Would it be possible to write out each entry below exactly, without the pictures?

[Data items]
--
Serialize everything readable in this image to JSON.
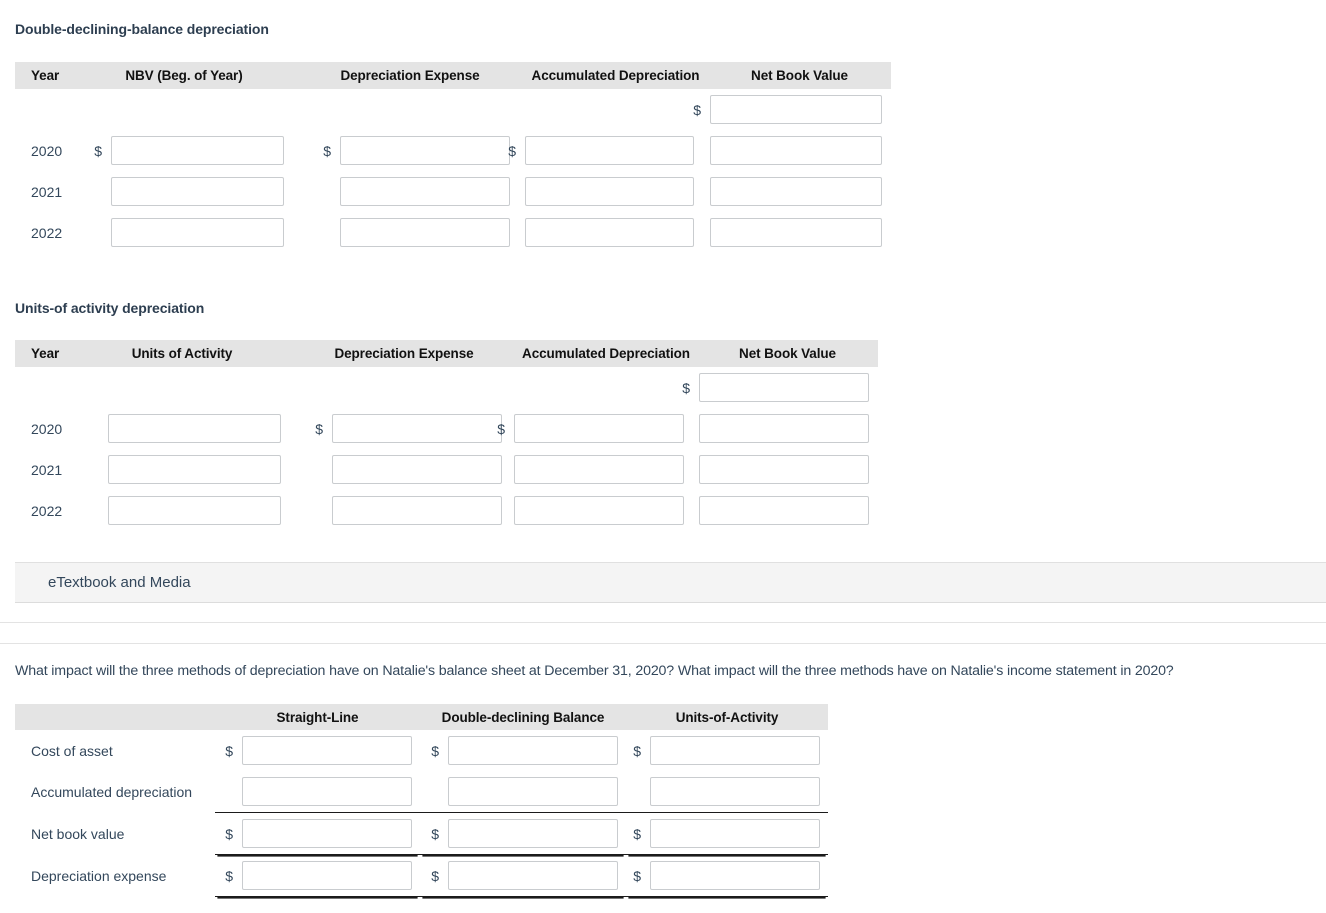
{
  "ddb_section": {
    "title": "Double-declining-balance depreciation",
    "columns": [
      "Year",
      "NBV (Beg. of Year)",
      "Depreciation Expense",
      "Accumulated Depreciation",
      "Net Book Value"
    ],
    "rows": [
      {
        "year": "",
        "cells": [
          {
            "dollar": "",
            "value": "",
            "placeholder": "",
            "visible": false
          },
          {
            "dollar": "",
            "value": "",
            "placeholder": "",
            "visible": false
          },
          {
            "dollar": "",
            "value": "",
            "placeholder": "",
            "visible": false
          },
          {
            "dollar": "$",
            "value": "",
            "placeholder": "",
            "visible": true
          }
        ]
      },
      {
        "year": "2020",
        "cells": [
          {
            "dollar": "$",
            "value": "",
            "placeholder": "",
            "visible": true
          },
          {
            "dollar": "$",
            "value": "",
            "placeholder": "",
            "visible": true
          },
          {
            "dollar": "$",
            "value": "",
            "placeholder": "",
            "visible": true
          },
          {
            "dollar": "",
            "value": "",
            "placeholder": "",
            "visible": true
          }
        ]
      },
      {
        "year": "2021",
        "cells": [
          {
            "dollar": "",
            "value": "",
            "placeholder": "",
            "visible": true
          },
          {
            "dollar": "",
            "value": "",
            "placeholder": "",
            "visible": true
          },
          {
            "dollar": "",
            "value": "",
            "placeholder": "",
            "visible": true
          },
          {
            "dollar": "",
            "value": "",
            "placeholder": "",
            "visible": true
          }
        ]
      },
      {
        "year": "2022",
        "cells": [
          {
            "dollar": "",
            "value": "",
            "placeholder": "",
            "visible": true
          },
          {
            "dollar": "",
            "value": "",
            "placeholder": "",
            "visible": true
          },
          {
            "dollar": "",
            "value": "",
            "placeholder": "",
            "visible": true
          },
          {
            "dollar": "",
            "value": "",
            "placeholder": "",
            "visible": true
          }
        ]
      }
    ]
  },
  "uoa_section": {
    "title": "Units-of activity depreciation",
    "columns": [
      "Year",
      "Units of Activity",
      "Depreciation Expense",
      "Accumulated Depreciation",
      "Net Book Value"
    ],
    "rows": [
      {
        "year": "",
        "cells": [
          {
            "dollar": "",
            "value": "",
            "placeholder": "",
            "visible": false
          },
          {
            "dollar": "",
            "value": "",
            "placeholder": "",
            "visible": false
          },
          {
            "dollar": "",
            "value": "",
            "placeholder": "",
            "visible": false
          },
          {
            "dollar": "$",
            "value": "",
            "placeholder": "",
            "visible": true
          }
        ]
      },
      {
        "year": "2020",
        "cells": [
          {
            "dollar": "",
            "value": "",
            "placeholder": "",
            "visible": true
          },
          {
            "dollar": "$",
            "value": "",
            "placeholder": "",
            "visible": true
          },
          {
            "dollar": "$",
            "value": "",
            "placeholder": "",
            "visible": true
          },
          {
            "dollar": "",
            "value": "",
            "placeholder": "",
            "visible": true
          }
        ]
      },
      {
        "year": "2021",
        "cells": [
          {
            "dollar": "",
            "value": "",
            "placeholder": "",
            "visible": true
          },
          {
            "dollar": "",
            "value": "",
            "placeholder": "",
            "visible": true
          },
          {
            "dollar": "",
            "value": "",
            "placeholder": "",
            "visible": true
          },
          {
            "dollar": "",
            "value": "",
            "placeholder": "",
            "visible": true
          }
        ]
      },
      {
        "year": "2022",
        "cells": [
          {
            "dollar": "",
            "value": "",
            "placeholder": "",
            "visible": true
          },
          {
            "dollar": "",
            "value": "",
            "placeholder": "",
            "visible": true
          },
          {
            "dollar": "",
            "value": "",
            "placeholder": "",
            "visible": true
          },
          {
            "dollar": "",
            "value": "",
            "placeholder": "",
            "visible": true
          }
        ]
      }
    ]
  },
  "etextbook": {
    "label": "eTextbook and Media"
  },
  "question": {
    "text": "What impact will the three methods of depreciation have on Natalie's balance sheet at December 31, 2020? What impact will the three methods have on Natalie's income statement in 2020?"
  },
  "compare_section": {
    "columns": [
      "",
      "Straight-Line",
      "Double-declining Balance",
      "Units-of-Activity"
    ],
    "rows": [
      {
        "label": "Cost of asset",
        "underline": "none",
        "cells": [
          {
            "dollar": "$",
            "value": "",
            "placeholder": ""
          },
          {
            "dollar": "$",
            "value": "",
            "placeholder": ""
          },
          {
            "dollar": "$",
            "value": "",
            "placeholder": ""
          }
        ]
      },
      {
        "label": "Accumulated depreciation",
        "underline": "single",
        "cells": [
          {
            "dollar": "",
            "value": "",
            "placeholder": ""
          },
          {
            "dollar": "",
            "value": "",
            "placeholder": ""
          },
          {
            "dollar": "",
            "value": "",
            "placeholder": ""
          }
        ]
      },
      {
        "label": "Net book value",
        "underline": "double",
        "cells": [
          {
            "dollar": "$",
            "value": "",
            "placeholder": ""
          },
          {
            "dollar": "$",
            "value": "",
            "placeholder": ""
          },
          {
            "dollar": "$",
            "value": "",
            "placeholder": ""
          }
        ]
      },
      {
        "label": "Depreciation expense",
        "underline": "double",
        "cells": [
          {
            "dollar": "$",
            "value": "",
            "placeholder": ""
          },
          {
            "dollar": "$",
            "value": "",
            "placeholder": ""
          },
          {
            "dollar": "$",
            "value": "",
            "placeholder": ""
          }
        ]
      }
    ]
  },
  "colors": {
    "header_bg": "#e4e4e4",
    "text": "#33475b",
    "input_border": "#c9cccf",
    "rule": "#1b1b1b",
    "etextbook_bg": "#f4f4f4"
  }
}
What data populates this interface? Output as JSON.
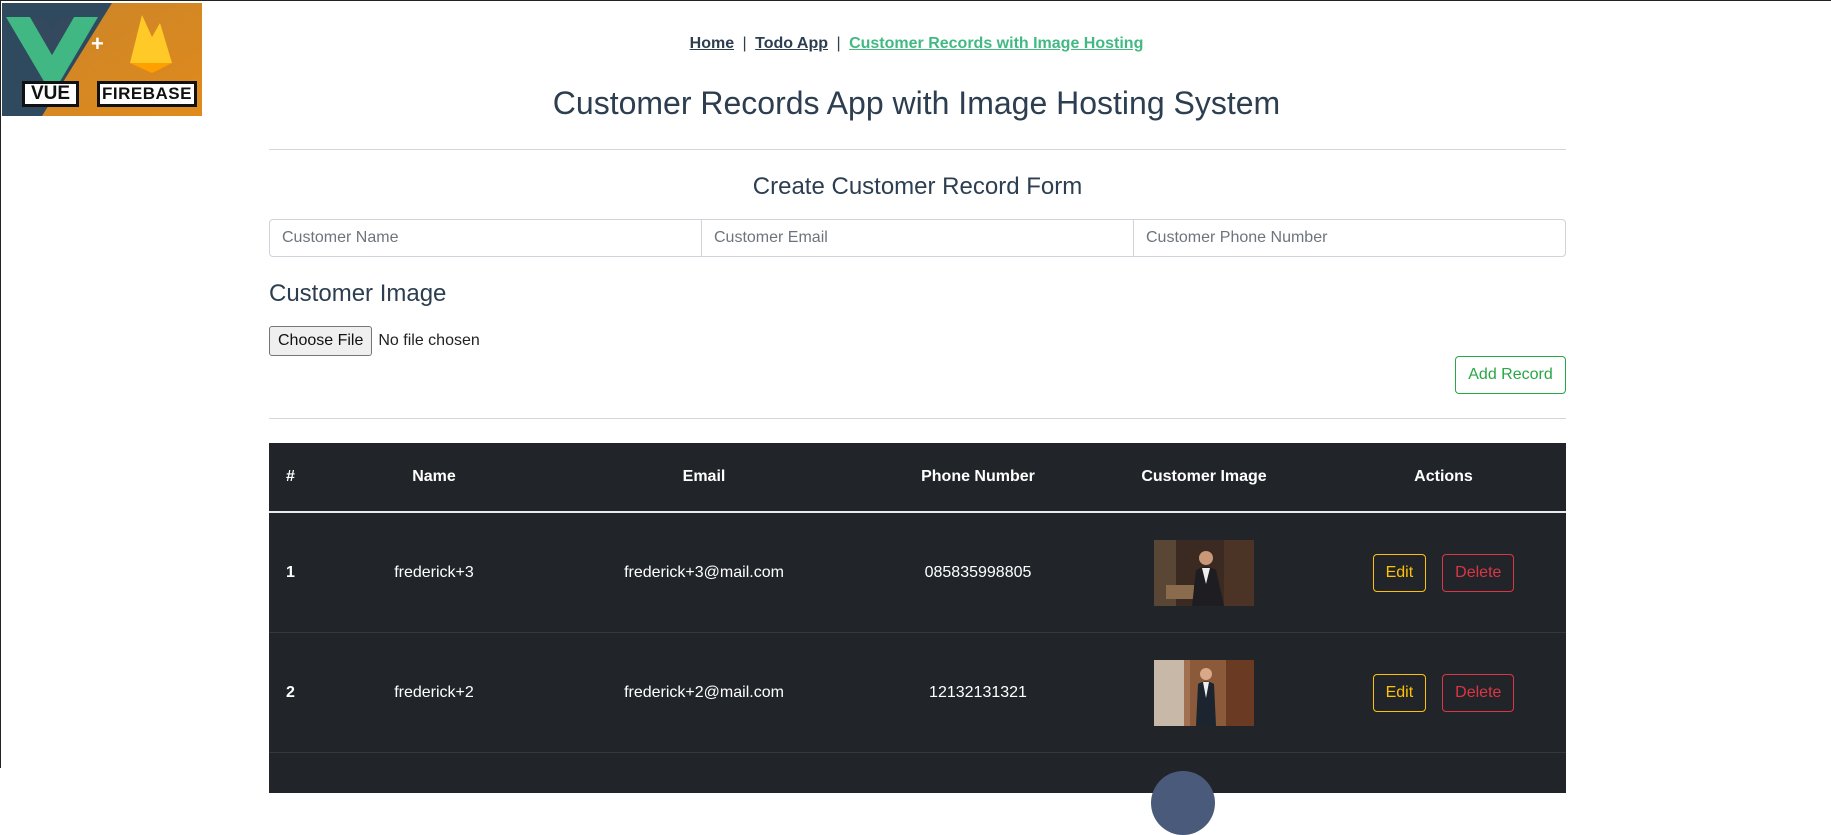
--
* Response
Serialize everything readable in this image to JSON.
{
  "ddb_section": {
    "title": "Double-declining-balance depreciation",
    "columns": [
      "Year",
      "NBV (Beg. of Year)",
      "Depreciation Expense",
      "Accumulated Depreciation",
      "Net Book Value"
    ],
    "rows": [
      {
        "year": "",
        "cells": [
          {
            "dollar": "",
            "value": "",
            "placeholder": "",
            "visible": false
          },
          {
            "dollar": "",
            "value": "",
            "placeholder": "",
            "visible": false
          },
          {
            "dollar": "",
            "value": "",
            "placeholder": "",
            "visible": false
          },
          {
            "dollar": "$",
            "value": "",
            "placeholder": "",
            "visible": true
          }
        ]
      },
      {
        "year": "2020",
        "cells": [
          {
            "dollar": "$",
            "value": "",
            "placeholder": "",
            "visible": true
          },
          {
            "dollar": "$",
            "value": "",
            "placeholder": "",
            "visible": true
          },
          {
            "dollar": "$",
            "value": "",
            "placeholder": "",
            "visible": true
          },
          {
            "dollar": "",
            "value": "",
            "placeholder": "",
            "visible": true
          }
        ]
      },
      {
        "year": "2021",
        "cells": [
          {
            "dollar": "",
            "value": "",
            "placeholder": "",
            "visible": true
          },
          {
            "dollar": "",
            "value": "",
            "placeholder": "",
            "visible": true
          },
          {
            "dollar": "",
            "value": "",
            "placeholder": "",
            "visible": true
          },
          {
            "dollar": "",
            "value": "",
            "placeholder": "",
            "visible": true
          }
        ]
      },
      {
        "year": "2022",
        "cells": [
          {
            "dollar": "",
            "value": "",
            "placeholder": "",
            "visible": true
          },
          {
            "dollar": "",
            "value": "",
            "placeholder": "",
            "visible": true
          },
          {
            "dollar": "",
            "value": "",
            "placeholder": "",
            "visible": true
          },
          {
            "dollar": "",
            "value": "",
            "placeholder": "",
            "visible": true
          }
        ]
      }
    ]
  },
  "uoa_section": {
    "title": "Units-of activity depreciation",
    "columns": [
      "Year",
      "Units of Activity",
      "Depreciation Expense",
      "Accumulated Depreciation",
      "Net Book Value"
    ],
    "rows": [
      {
        "year": "",
        "cells": [
          {
            "dollar": "",
            "value": "",
            "placeholder": "",
            "visible": false
          },
          {
            "dollar": "",
            "value": "",
            "placeholder": "",
            "visible": false
          },
          {
            "dollar": "",
            "value": "",
            "placeholder": "",
            "visible": false
          },
          {
            "dollar": "$",
            "value": "",
            "placeholder": "",
            "visible": true
          }
        ]
      },
      {
        "year": "2020",
        "cells": [
          {
            "dollar": "",
            "value": "",
            "placeholder": "",
            "visible": true
          },
          {
            "dollar": "$",
            "value": "",
            "placeholder": "",
            "visible": true
          },
          {
            "dollar": "$",
            "value": "",
            "placeholder": "",
            "visible": true
          },
          {
            "dollar": "",
            "value": "",
            "placeholder": "",
            "visible": true
          }
        ]
      },
      {
        "year": "2021",
        "cells": [
          {
            "dollar": "",
            "value": "",
            "placeholder": "",
            "visible": true
          },
          {
            "dollar": "",
            "value": "",
            "placeholder": "",
            "visible": true
          },
          {
            "dollar": "",
            "value": "",
            "placeholder": "",
            "visible": true
          },
          {
            "dollar": "",
            "value": "",
            "placeholder": "",
            "visible": true
          }
        ]
      },
      {
        "year": "2022",
        "cells": [
          {
            "dollar": "",
            "value": "",
            "placeholder": "",
            "visible": true
          },
          {
            "dollar": "",
            "value": "",
            "placeholder": "",
            "visible": true
          },
          {
            "dollar": "",
            "value": "",
            "placeholder": "",
            "visible": true
          },
          {
            "dollar": "",
            "value": "",
            "placeholder": "",
            "visible": true
          }
        ]
      }
    ]
  },
  "etextbook": {
    "label": "eTextbook and Media"
  },
  "question": {
    "text": "What impact will the three methods of depreciation have on Natalie's balance sheet at December 31, 2020? What impact will the three methods have on Natalie's income statement in 2020?"
  },
  "compare_section": {
    "columns": [
      "",
      "Straight-Line",
      "Double-declining Balance",
      "Units-of-Activity"
    ],
    "rows": [
      {
        "label": "Cost of asset",
        "underline": "none",
        "cells": [
          {
            "dollar": "$",
            "value": "",
            "placeholder": ""
          },
          {
            "dollar": "$",
            "value": "",
            "placeholder": ""
          },
          {
            "dollar": "$",
            "value": "",
            "placeholder": ""
          }
        ]
      },
      {
        "label": "Accumulated depreciation",
        "underline": "single",
        "cells": [
          {
            "dollar": "",
            "value": "",
            "placeholder": ""
          },
          {
            "dollar": "",
            "value": "",
            "placeholder": ""
          },
          {
            "dollar": "",
            "value": "",
            "placeholder": ""
          }
        ]
      },
      {
        "label": "Net book value",
        "underline": "double",
        "cells": [
          {
            "dollar": "$",
            "value": "",
            "placeholder": ""
          },
          {
            "dollar": "$",
            "value": "",
            "placeholder": ""
          },
          {
            "dollar": "$",
            "value": "",
            "placeholder": ""
          }
        ]
      },
      {
        "label": "Depreciation expense",
        "underline": "double",
        "cells": [
          {
            "dollar": "$",
            "value": "",
            "placeholder": ""
          },
          {
            "dollar": "$",
            "value": "",
            "placeholder": ""
          },
          {
            "dollar": "$",
            "value": "",
            "placeholder": ""
          }
        ]
      }
    ]
  },
  "colors": {
    "header_bg": "#e4e4e4",
    "text": "#33475b",
    "input_border": "#c9cccf",
    "rule": "#1b1b1b",
    "etextbook_bg": "#f4f4f4"
  }
}
What data populates this interface? Output as JSON.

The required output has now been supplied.